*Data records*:

******

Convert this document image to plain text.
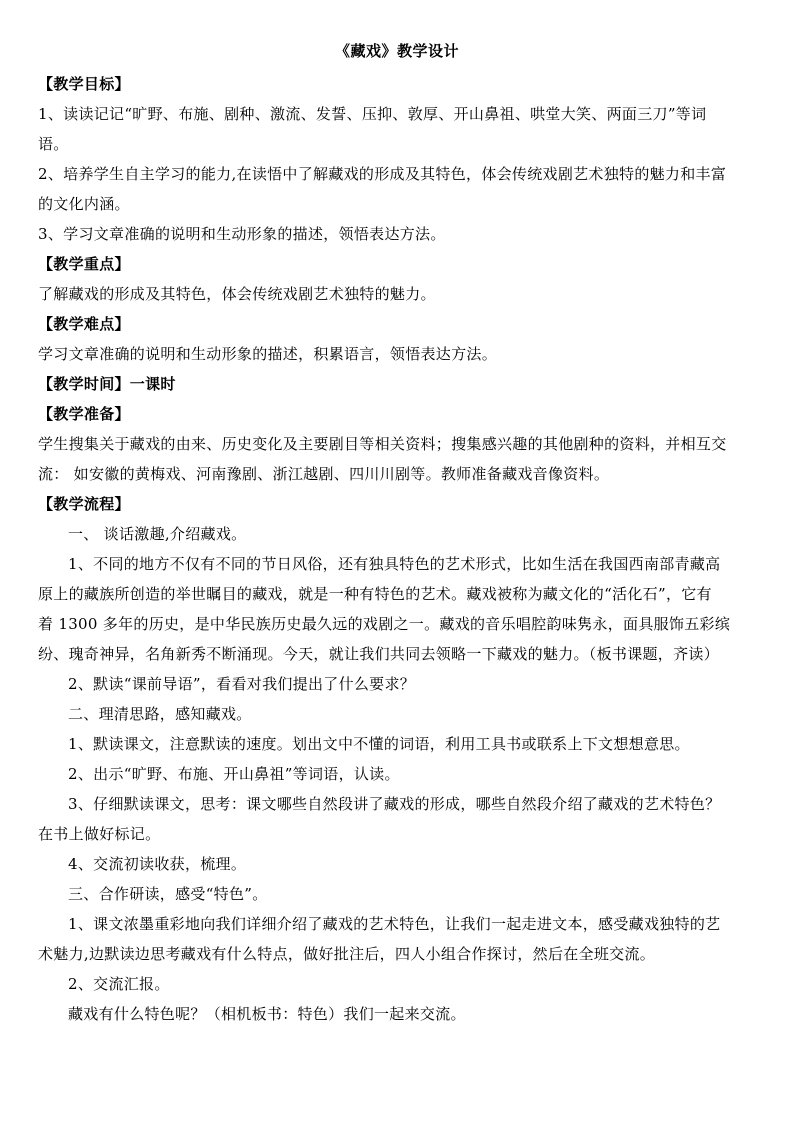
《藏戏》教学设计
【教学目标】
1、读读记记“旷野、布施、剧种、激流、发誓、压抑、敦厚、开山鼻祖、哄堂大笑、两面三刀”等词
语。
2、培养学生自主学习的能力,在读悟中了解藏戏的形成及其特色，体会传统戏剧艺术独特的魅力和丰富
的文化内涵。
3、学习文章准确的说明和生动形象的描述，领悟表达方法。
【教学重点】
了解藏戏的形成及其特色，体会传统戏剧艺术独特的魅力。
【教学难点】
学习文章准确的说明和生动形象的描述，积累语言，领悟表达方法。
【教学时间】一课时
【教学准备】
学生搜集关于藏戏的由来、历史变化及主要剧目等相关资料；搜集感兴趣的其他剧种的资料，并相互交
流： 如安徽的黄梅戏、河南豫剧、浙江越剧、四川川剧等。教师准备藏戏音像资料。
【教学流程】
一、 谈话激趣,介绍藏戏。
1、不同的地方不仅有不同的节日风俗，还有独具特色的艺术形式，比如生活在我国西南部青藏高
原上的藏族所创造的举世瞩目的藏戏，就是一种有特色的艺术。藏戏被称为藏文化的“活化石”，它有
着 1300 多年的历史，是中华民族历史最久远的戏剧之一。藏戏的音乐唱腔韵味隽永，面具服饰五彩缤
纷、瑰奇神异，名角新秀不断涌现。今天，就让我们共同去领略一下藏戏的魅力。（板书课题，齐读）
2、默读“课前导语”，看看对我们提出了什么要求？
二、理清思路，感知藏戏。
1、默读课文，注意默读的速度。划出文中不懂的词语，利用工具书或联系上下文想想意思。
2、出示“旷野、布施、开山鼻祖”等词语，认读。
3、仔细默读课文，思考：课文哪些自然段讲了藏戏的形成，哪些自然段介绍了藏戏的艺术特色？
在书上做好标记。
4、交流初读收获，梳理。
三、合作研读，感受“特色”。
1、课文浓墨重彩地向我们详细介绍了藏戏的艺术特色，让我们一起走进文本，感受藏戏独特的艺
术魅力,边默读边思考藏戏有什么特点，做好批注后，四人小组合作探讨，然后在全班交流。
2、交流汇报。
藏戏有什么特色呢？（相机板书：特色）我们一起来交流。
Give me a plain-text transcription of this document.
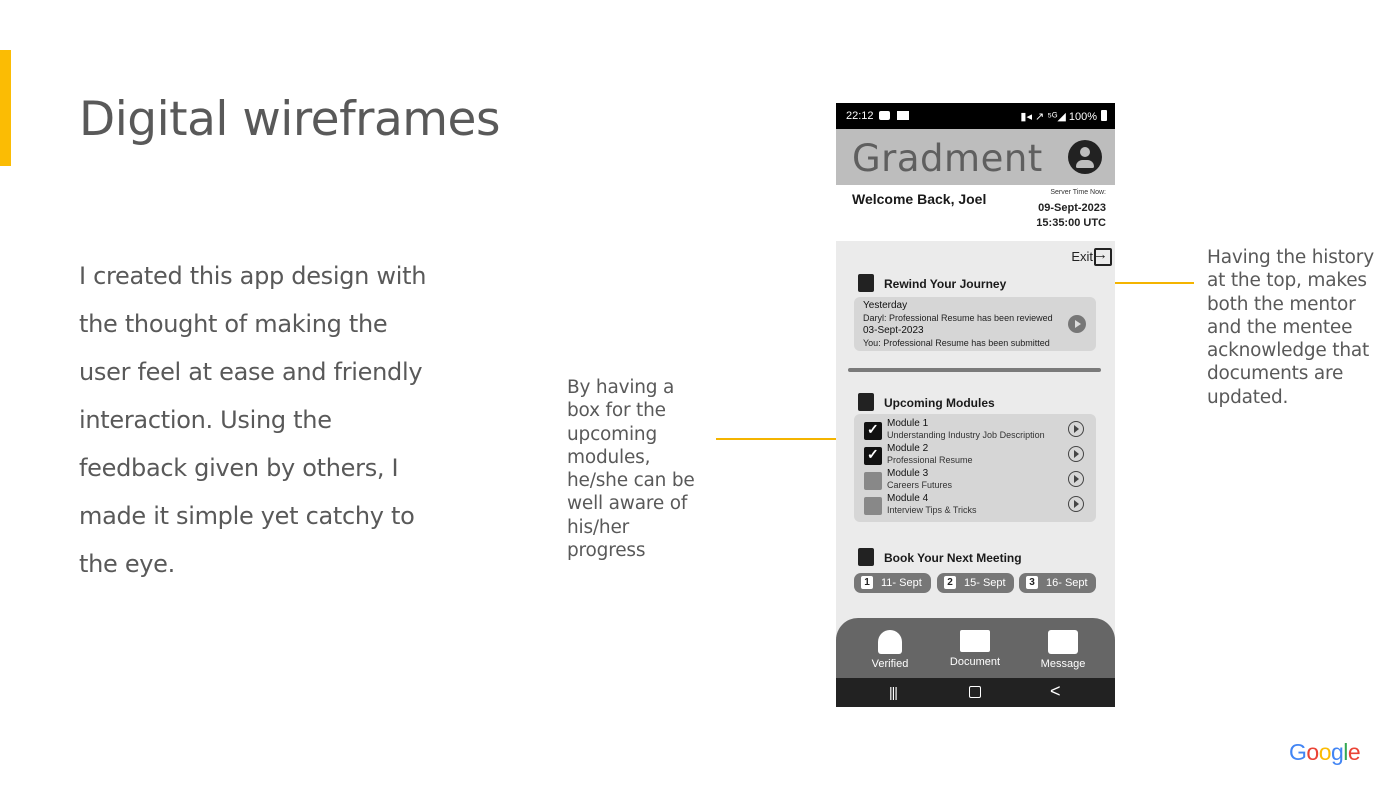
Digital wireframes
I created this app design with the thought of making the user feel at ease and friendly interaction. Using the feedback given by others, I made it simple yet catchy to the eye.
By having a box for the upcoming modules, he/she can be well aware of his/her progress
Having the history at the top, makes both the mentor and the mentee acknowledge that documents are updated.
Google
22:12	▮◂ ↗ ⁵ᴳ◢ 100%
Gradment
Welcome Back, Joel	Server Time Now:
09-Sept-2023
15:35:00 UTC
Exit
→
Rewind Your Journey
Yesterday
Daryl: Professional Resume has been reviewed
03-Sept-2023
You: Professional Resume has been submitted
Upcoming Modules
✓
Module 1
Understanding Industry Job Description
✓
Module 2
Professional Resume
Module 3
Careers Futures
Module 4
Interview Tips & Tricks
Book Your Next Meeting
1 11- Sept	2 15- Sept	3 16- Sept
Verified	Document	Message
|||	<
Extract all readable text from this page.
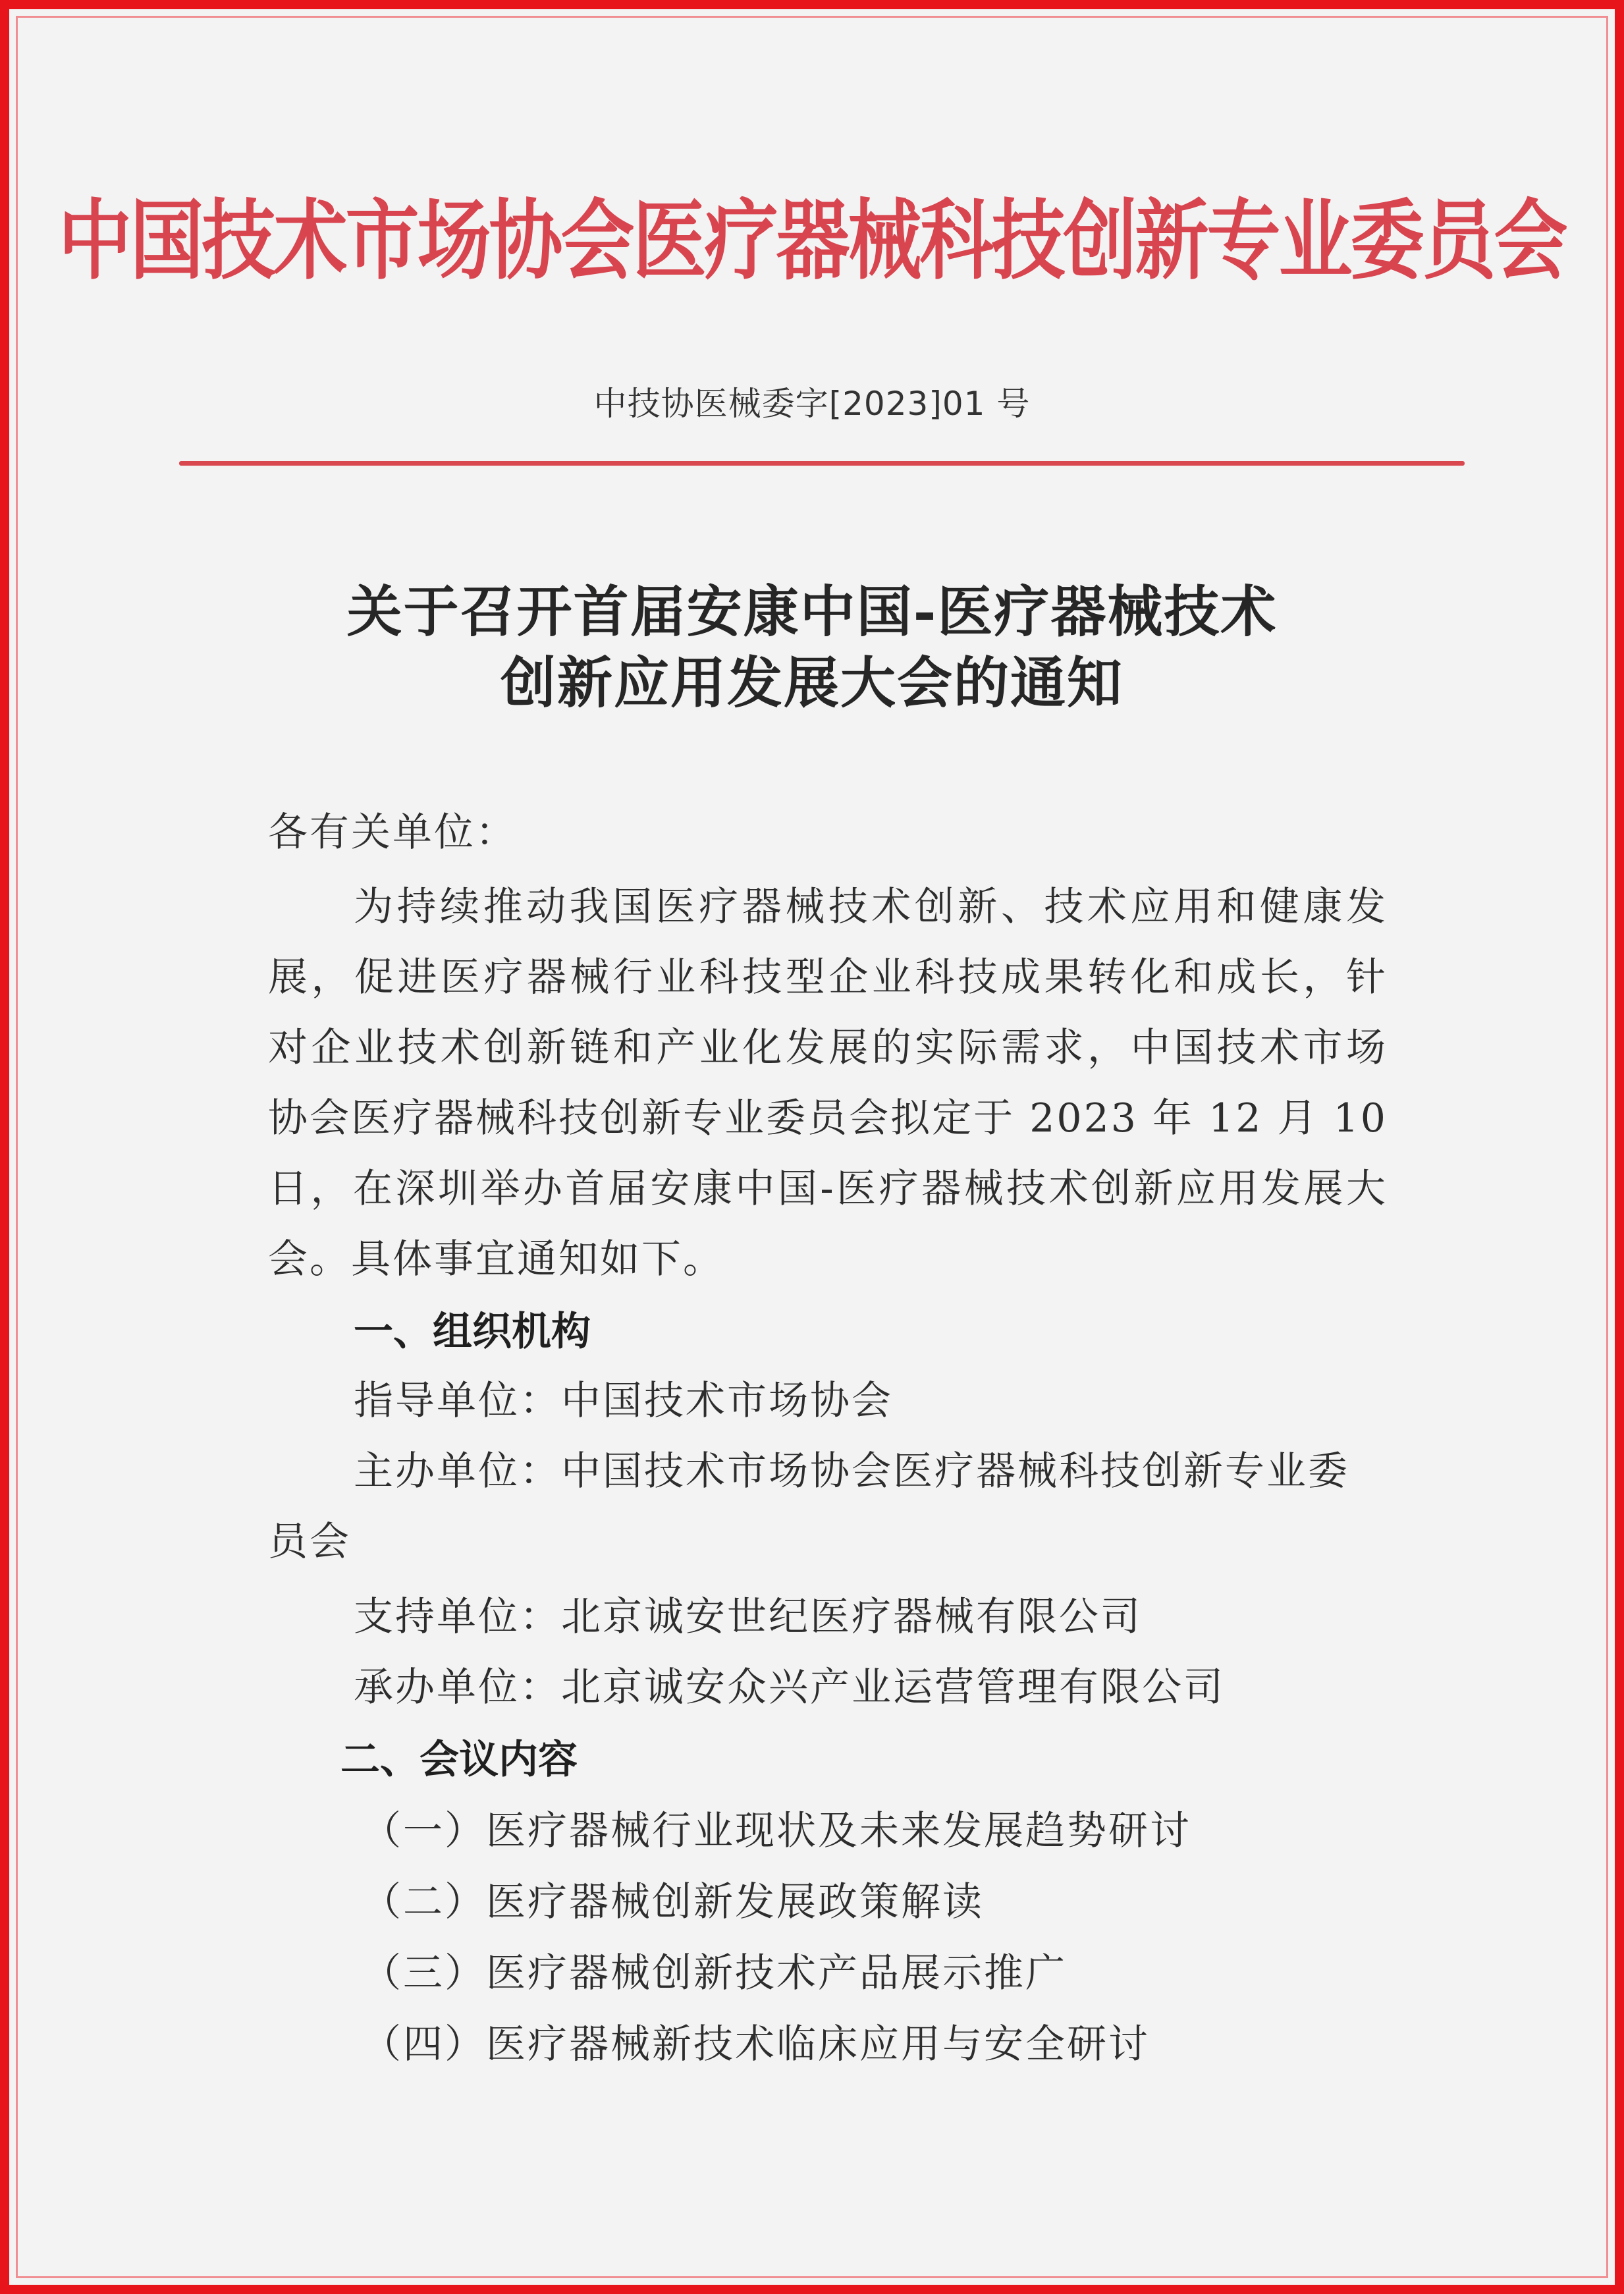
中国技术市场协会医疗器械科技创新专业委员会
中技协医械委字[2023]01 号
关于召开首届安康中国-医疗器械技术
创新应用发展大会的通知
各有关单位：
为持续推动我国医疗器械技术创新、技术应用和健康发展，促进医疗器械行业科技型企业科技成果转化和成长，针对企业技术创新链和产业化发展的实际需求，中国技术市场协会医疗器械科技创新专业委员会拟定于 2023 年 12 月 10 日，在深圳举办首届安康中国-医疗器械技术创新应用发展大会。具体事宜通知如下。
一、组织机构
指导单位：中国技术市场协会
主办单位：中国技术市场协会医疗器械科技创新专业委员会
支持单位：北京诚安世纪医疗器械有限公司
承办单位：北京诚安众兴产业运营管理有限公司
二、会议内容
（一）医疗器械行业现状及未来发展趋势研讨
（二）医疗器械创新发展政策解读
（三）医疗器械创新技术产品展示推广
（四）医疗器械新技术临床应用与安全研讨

******

*Required work*: Each line in the entries above that includes the string "Sept" should be extracted.

*Final answer*:
09-Sept-2023
03-Sept-2023
1 11- Sept	2 15- Sept	3 16- Sept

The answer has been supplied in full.